begin RECORDS FOR THE EXERCISE
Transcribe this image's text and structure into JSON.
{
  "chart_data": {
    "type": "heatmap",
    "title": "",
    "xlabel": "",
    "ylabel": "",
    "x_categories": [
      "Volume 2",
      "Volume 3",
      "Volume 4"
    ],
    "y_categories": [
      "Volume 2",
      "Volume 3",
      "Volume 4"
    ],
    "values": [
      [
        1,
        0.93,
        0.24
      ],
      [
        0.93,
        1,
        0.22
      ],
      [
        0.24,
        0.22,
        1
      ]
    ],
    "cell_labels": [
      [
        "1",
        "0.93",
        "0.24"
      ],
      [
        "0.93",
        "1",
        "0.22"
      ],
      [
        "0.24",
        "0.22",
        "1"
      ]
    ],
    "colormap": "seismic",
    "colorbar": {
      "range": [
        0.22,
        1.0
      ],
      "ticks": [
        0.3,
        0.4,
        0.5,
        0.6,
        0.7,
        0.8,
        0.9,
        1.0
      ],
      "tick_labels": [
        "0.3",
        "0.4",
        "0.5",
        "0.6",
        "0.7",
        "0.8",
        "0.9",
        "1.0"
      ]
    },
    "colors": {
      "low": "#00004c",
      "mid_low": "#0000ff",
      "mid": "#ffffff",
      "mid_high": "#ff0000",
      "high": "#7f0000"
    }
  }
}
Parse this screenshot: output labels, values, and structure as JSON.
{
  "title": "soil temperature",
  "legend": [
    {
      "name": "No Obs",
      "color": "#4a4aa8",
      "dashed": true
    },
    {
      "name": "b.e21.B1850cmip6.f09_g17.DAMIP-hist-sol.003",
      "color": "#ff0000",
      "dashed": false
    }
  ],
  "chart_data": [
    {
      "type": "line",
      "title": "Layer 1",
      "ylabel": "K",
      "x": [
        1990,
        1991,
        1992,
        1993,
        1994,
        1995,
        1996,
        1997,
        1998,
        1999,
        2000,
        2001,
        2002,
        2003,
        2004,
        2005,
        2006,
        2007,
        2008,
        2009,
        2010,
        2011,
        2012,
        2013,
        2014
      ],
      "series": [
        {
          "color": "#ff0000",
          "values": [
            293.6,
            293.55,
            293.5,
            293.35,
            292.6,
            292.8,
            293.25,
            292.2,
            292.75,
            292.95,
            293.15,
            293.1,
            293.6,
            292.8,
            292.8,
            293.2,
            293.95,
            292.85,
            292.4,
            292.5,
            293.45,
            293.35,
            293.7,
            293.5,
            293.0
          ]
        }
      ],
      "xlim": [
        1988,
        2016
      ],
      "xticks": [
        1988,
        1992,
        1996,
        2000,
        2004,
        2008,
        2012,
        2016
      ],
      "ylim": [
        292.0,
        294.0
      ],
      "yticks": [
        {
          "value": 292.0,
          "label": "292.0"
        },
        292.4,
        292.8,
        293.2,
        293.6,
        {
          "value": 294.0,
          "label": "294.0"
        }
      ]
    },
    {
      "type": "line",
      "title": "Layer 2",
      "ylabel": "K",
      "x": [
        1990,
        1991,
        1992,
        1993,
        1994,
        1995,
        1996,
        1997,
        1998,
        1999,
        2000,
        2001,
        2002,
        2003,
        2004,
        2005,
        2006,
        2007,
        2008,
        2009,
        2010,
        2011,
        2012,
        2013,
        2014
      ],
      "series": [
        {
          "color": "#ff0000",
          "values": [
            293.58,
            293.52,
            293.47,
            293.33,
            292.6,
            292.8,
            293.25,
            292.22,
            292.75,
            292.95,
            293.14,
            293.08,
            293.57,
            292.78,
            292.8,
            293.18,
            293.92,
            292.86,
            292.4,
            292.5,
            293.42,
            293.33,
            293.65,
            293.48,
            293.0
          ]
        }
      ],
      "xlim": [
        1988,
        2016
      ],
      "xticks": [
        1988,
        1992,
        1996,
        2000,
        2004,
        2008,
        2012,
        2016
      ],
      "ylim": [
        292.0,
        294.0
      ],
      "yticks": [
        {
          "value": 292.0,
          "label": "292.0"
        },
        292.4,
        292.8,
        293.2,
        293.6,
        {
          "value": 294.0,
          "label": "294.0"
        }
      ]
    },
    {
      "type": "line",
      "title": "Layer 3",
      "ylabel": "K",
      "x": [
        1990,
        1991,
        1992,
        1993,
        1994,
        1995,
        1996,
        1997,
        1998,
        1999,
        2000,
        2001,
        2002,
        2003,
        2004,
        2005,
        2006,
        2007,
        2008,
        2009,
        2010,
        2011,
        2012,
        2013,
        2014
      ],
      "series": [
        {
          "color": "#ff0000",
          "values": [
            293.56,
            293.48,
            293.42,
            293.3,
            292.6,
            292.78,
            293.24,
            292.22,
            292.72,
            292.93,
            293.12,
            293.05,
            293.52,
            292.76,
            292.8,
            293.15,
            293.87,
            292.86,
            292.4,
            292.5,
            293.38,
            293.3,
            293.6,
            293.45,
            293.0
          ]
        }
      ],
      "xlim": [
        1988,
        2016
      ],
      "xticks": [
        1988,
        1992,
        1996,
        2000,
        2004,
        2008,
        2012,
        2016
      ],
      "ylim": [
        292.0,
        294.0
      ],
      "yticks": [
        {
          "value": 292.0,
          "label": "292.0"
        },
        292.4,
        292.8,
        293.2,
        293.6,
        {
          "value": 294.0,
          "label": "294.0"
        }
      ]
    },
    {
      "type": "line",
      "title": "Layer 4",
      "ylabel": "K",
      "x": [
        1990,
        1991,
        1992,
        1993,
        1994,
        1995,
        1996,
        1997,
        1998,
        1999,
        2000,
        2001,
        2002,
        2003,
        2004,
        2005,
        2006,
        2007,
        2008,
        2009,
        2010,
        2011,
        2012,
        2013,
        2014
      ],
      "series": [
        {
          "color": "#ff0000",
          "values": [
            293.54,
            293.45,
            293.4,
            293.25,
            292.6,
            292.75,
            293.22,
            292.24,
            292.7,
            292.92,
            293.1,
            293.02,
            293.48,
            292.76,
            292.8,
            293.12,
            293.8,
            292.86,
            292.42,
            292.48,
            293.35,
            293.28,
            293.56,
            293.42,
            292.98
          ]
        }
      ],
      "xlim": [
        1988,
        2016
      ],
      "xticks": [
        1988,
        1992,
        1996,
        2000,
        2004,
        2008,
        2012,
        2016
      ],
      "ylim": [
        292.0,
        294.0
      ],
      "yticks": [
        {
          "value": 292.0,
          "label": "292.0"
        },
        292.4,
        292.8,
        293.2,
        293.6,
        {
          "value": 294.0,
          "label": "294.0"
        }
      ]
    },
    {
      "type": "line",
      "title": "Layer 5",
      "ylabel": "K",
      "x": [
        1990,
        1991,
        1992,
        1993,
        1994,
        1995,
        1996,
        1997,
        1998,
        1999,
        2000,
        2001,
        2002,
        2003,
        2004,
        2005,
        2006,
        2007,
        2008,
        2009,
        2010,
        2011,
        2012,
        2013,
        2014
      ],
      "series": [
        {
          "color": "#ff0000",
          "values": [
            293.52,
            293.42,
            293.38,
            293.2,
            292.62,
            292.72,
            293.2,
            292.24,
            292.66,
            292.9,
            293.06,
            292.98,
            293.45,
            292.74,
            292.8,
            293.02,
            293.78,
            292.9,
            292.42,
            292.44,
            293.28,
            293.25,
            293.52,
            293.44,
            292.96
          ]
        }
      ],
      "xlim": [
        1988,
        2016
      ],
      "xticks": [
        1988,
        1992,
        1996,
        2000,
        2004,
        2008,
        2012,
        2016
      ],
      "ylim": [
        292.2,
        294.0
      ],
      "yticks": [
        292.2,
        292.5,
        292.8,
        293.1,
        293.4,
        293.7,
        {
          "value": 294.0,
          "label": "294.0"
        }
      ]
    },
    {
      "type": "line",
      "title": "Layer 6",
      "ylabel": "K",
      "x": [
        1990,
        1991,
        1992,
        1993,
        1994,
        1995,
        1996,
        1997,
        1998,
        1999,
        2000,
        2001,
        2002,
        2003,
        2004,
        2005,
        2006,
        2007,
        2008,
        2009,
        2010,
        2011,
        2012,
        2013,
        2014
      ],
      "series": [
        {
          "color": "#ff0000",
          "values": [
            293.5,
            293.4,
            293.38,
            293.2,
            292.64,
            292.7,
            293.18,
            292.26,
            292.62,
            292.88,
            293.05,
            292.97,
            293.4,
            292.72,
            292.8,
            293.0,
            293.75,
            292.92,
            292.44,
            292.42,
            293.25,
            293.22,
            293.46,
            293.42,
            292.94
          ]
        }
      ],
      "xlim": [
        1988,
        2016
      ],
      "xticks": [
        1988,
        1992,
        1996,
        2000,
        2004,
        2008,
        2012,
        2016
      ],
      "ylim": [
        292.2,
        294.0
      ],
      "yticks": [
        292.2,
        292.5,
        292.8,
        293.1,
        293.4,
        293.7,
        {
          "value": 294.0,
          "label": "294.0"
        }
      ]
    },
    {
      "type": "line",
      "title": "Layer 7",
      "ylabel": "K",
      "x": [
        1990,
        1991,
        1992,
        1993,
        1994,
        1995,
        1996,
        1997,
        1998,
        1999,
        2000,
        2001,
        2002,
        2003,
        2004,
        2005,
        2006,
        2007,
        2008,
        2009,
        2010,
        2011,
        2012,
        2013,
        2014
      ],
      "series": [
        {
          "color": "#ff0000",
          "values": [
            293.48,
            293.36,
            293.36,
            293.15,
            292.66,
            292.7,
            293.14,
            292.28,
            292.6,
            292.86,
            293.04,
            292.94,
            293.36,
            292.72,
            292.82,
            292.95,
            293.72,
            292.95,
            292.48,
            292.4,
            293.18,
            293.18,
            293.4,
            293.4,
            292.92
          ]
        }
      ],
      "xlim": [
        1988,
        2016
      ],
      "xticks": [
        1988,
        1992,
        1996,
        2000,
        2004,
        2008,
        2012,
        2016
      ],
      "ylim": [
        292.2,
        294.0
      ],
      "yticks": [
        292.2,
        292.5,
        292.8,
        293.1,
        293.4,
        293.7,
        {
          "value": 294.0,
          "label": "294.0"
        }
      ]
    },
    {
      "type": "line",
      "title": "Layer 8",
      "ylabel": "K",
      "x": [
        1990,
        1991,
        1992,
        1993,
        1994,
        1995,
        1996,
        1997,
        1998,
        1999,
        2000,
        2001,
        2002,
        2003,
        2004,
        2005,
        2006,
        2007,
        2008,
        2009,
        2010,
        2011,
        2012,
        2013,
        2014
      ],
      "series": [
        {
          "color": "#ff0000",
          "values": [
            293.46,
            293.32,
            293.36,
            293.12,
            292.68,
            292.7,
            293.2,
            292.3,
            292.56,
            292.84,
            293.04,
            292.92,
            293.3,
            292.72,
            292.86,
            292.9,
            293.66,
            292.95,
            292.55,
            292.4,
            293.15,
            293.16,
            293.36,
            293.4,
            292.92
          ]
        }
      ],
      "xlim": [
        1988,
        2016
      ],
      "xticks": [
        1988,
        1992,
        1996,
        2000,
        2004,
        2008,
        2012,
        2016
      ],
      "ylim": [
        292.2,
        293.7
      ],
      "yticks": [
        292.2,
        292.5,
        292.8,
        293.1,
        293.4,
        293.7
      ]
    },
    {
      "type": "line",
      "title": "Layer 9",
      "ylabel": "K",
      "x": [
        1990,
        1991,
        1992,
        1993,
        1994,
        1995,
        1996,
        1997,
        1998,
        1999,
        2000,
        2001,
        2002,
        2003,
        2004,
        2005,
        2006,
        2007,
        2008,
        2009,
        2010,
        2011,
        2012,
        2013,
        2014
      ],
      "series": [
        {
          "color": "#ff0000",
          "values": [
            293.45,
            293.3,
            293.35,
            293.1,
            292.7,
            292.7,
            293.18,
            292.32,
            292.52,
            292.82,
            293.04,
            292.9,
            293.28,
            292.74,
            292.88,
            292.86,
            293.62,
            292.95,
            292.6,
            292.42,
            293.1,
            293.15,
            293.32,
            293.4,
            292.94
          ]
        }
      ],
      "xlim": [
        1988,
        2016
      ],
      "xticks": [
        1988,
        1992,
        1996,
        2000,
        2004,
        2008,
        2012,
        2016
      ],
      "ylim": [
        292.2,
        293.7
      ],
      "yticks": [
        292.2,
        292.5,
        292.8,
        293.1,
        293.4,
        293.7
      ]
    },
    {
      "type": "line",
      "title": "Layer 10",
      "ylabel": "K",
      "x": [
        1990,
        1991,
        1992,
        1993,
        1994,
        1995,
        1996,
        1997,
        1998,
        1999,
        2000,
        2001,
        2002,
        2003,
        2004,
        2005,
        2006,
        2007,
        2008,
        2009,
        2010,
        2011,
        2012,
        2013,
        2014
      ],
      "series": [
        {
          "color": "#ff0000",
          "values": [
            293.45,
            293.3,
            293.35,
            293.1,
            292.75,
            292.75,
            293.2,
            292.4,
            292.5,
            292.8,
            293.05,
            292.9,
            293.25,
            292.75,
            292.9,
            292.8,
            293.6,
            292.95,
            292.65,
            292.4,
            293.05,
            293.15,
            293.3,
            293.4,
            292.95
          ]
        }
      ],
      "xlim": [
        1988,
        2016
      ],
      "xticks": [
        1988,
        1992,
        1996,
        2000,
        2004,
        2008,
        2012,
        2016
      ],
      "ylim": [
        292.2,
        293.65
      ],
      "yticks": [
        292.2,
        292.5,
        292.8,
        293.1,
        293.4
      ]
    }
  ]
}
end RECORDS FOR THE EXERCISE
◆ **DESCRIPTION OF THE TASK**
Keep only the lines that hold the string "structure", and copy them out.

◆ **EXERCISE RESPONSE**
Transcribe this image's text and structure into JSON.
Parse this screenshot: output labels, values, and structure as JSON.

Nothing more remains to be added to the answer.